Problem statement: Lines containing the string "Validation" are to be collected in full.

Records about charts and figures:
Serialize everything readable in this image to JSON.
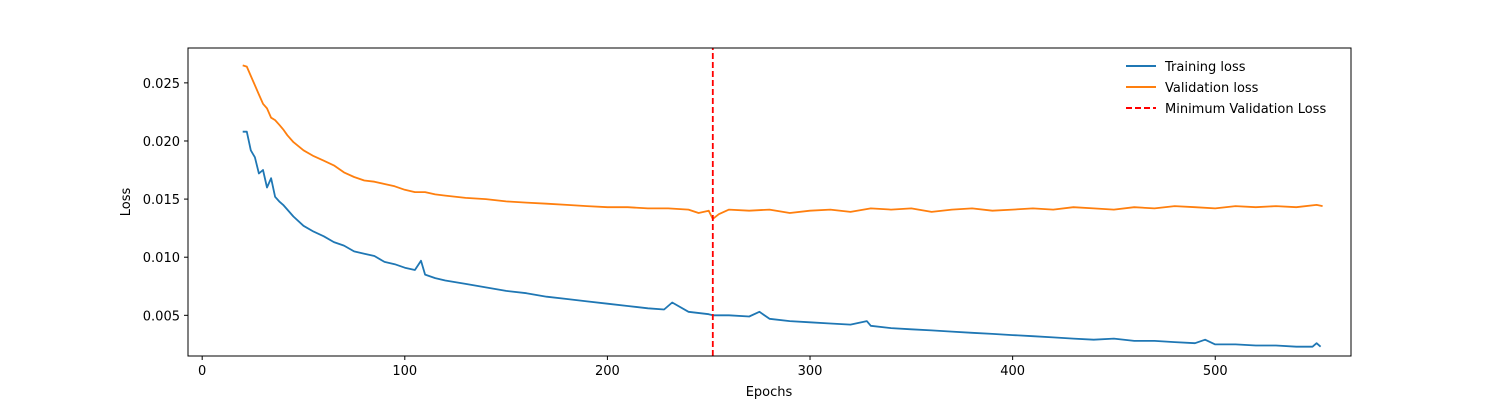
{
  "chart_data": {
    "type": "line",
    "title": "",
    "xlabel": "Epochs",
    "ylabel": "Loss",
    "xlim": [
      -7,
      567
    ],
    "ylim": [
      0.0015,
      0.028
    ],
    "xticks": [
      0,
      100,
      200,
      300,
      400,
      500
    ],
    "yticks": [
      0.005,
      0.01,
      0.015,
      0.02,
      0.025
    ],
    "xtick_labels": [
      "0",
      "100",
      "200",
      "300",
      "400",
      "500"
    ],
    "ytick_labels": [
      "0.005",
      "0.010",
      "0.015",
      "0.020",
      "0.025"
    ],
    "grid": false,
    "legend_position": "top-right",
    "series": [
      {
        "name": "Training loss",
        "color": "#1f77b4",
        "style": "solid",
        "x": [
          20,
          22,
          24,
          26,
          28,
          30,
          32,
          34,
          36,
          38,
          40,
          45,
          50,
          55,
          60,
          65,
          70,
          75,
          80,
          85,
          90,
          95,
          100,
          105,
          108,
          110,
          115,
          120,
          130,
          140,
          150,
          160,
          170,
          180,
          190,
          200,
          210,
          220,
          228,
          232,
          240,
          250,
          252,
          260,
          270,
          275,
          280,
          290,
          300,
          310,
          320,
          328,
          330,
          340,
          350,
          360,
          370,
          380,
          390,
          400,
          410,
          420,
          430,
          440,
          450,
          460,
          470,
          480,
          490,
          495,
          500,
          510,
          520,
          530,
          540,
          548,
          550,
          552
        ],
        "y": [
          0.0208,
          0.0208,
          0.0192,
          0.0186,
          0.0172,
          0.0175,
          0.016,
          0.0168,
          0.0152,
          0.0148,
          0.0145,
          0.0135,
          0.0127,
          0.0122,
          0.0118,
          0.0113,
          0.011,
          0.0105,
          0.0103,
          0.0101,
          0.0096,
          0.0094,
          0.0091,
          0.0089,
          0.0097,
          0.0085,
          0.0082,
          0.008,
          0.0077,
          0.0074,
          0.0071,
          0.0069,
          0.0066,
          0.0064,
          0.0062,
          0.006,
          0.0058,
          0.0056,
          0.0055,
          0.0061,
          0.0053,
          0.0051,
          0.005,
          0.005,
          0.0049,
          0.0053,
          0.0047,
          0.0045,
          0.0044,
          0.0043,
          0.0042,
          0.0045,
          0.0041,
          0.0039,
          0.0038,
          0.0037,
          0.0036,
          0.0035,
          0.0034,
          0.0033,
          0.0032,
          0.0031,
          0.003,
          0.0029,
          0.003,
          0.0028,
          0.0028,
          0.0027,
          0.0026,
          0.0029,
          0.0025,
          0.0025,
          0.0024,
          0.0024,
          0.0023,
          0.0023,
          0.0026,
          0.0023
        ]
      },
      {
        "name": "Validation loss",
        "color": "#ff7f0e",
        "style": "solid",
        "x": [
          20,
          22,
          24,
          26,
          28,
          30,
          32,
          34,
          36,
          38,
          40,
          42,
          45,
          50,
          55,
          60,
          65,
          70,
          75,
          80,
          85,
          90,
          95,
          100,
          105,
          110,
          115,
          120,
          130,
          140,
          150,
          160,
          170,
          180,
          190,
          200,
          210,
          220,
          230,
          240,
          245,
          250,
          252,
          255,
          260,
          270,
          280,
          290,
          300,
          310,
          320,
          330,
          340,
          350,
          360,
          370,
          380,
          390,
          400,
          410,
          420,
          430,
          440,
          450,
          460,
          470,
          480,
          490,
          500,
          510,
          520,
          530,
          540,
          550,
          553
        ],
        "y": [
          0.0265,
          0.0264,
          0.0256,
          0.0248,
          0.024,
          0.0232,
          0.0228,
          0.022,
          0.0218,
          0.0214,
          0.021,
          0.0205,
          0.0199,
          0.0192,
          0.0187,
          0.0183,
          0.0179,
          0.0173,
          0.0169,
          0.0166,
          0.0165,
          0.0163,
          0.0161,
          0.0158,
          0.0156,
          0.0156,
          0.0154,
          0.0153,
          0.0151,
          0.015,
          0.0148,
          0.0147,
          0.0146,
          0.0145,
          0.0144,
          0.0143,
          0.0143,
          0.0142,
          0.0142,
          0.0141,
          0.0138,
          0.014,
          0.0133,
          0.0137,
          0.0141,
          0.014,
          0.0141,
          0.0138,
          0.014,
          0.0141,
          0.0139,
          0.0142,
          0.0141,
          0.0142,
          0.0139,
          0.0141,
          0.0142,
          0.014,
          0.0141,
          0.0142,
          0.0141,
          0.0143,
          0.0142,
          0.0141,
          0.0143,
          0.0142,
          0.0144,
          0.0143,
          0.0142,
          0.0144,
          0.0143,
          0.0144,
          0.0143,
          0.0145,
          0.0144
        ]
      },
      {
        "name": "Minimum Validation Loss",
        "color": "#ff0000",
        "style": "dashed",
        "x": [
          252,
          252
        ],
        "y": [
          0.0015,
          0.028
        ]
      }
    ]
  }
}
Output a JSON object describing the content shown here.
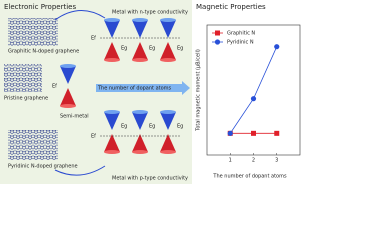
{
  "left_panel": {
    "title": "Electronic Properties",
    "n_type": "Metal with n-type conductivity",
    "graphitic": "Graphitic N-doped graphene",
    "pristine": "Pristine graphene",
    "semi_metal": "Semi-metal",
    "arrow": "The number of dopant atoms",
    "pyridinic": "Pyridinic N-doped graphene",
    "p_type": "Metal with p-type conductivity",
    "ef": "Ef",
    "eg": "Eg"
  },
  "chart_data": {
    "type": "line",
    "title": "Magnetic Properties",
    "x_label": "The number of dopant atoms",
    "y_label": "Total magnetic moment (μB/cell)",
    "x": [
      1,
      2,
      3
    ],
    "xlim": [
      0,
      4
    ],
    "xticks": [
      1,
      2,
      3
    ],
    "ylim": [
      -0.1,
      0.5
    ],
    "legend": "upper left",
    "series": [
      {
        "name": "Graphitic N",
        "color": "#e0202a",
        "marker": "square",
        "values": [
          0,
          0,
          0
        ]
      },
      {
        "name": "Pyridinic N",
        "color": "#2850d8",
        "marker": "circle",
        "values": [
          0,
          0.16,
          0.4
        ]
      }
    ]
  }
}
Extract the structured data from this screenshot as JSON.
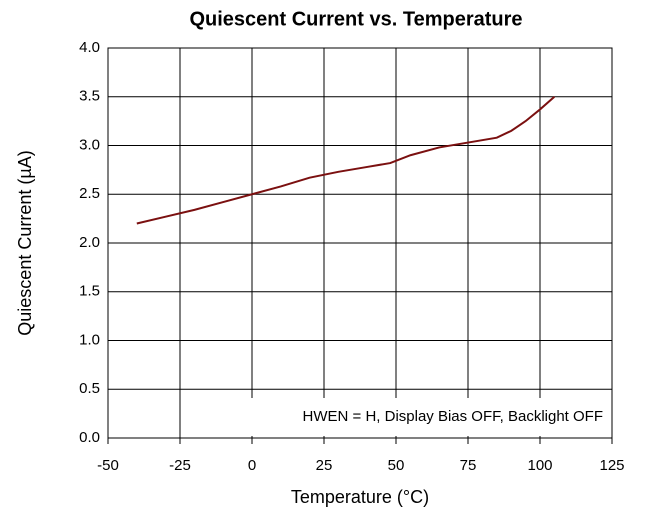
{
  "chart_data": {
    "type": "line",
    "title": "Quiescent Current vs. Temperature",
    "xlabel": "Temperature (°C)",
    "ylabel": "Quiescent Current (µA)",
    "annotation": "HWEN = H, Display Bias OFF, Backlight OFF",
    "x": [
      -40,
      -30,
      -20,
      -10,
      0,
      10,
      20,
      30,
      40,
      48,
      55,
      65,
      75,
      85,
      90,
      95,
      100,
      105
    ],
    "series": [
      {
        "name": "Quiescent Current",
        "color": "#7b1010",
        "values": [
          2.2,
          2.27,
          2.34,
          2.42,
          2.5,
          2.58,
          2.67,
          2.73,
          2.78,
          2.82,
          2.9,
          2.98,
          3.03,
          3.08,
          3.15,
          3.25,
          3.37,
          3.5
        ]
      }
    ],
    "xlim": [
      -50,
      125
    ],
    "xticks": [
      -50,
      -25,
      0,
      25,
      50,
      75,
      100,
      125
    ],
    "ylim": [
      0,
      4
    ],
    "yticks": [
      {
        "value": 0,
        "label": "0.0"
      },
      {
        "value": 0.5,
        "label": "0.5"
      },
      {
        "value": 1,
        "label": "1.0"
      },
      {
        "value": 1.5,
        "label": "1.5"
      },
      {
        "value": 2,
        "label": "2.0"
      },
      {
        "value": 2.5,
        "label": "2.5"
      },
      {
        "value": 3,
        "label": "3.0"
      },
      {
        "value": 3.5,
        "label": "3.5"
      },
      {
        "value": 4,
        "label": "4.0"
      }
    ],
    "grid": true
  }
}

Expected answer:
        "name": "Validation loss",
        "name": "Minimum Validation Loss",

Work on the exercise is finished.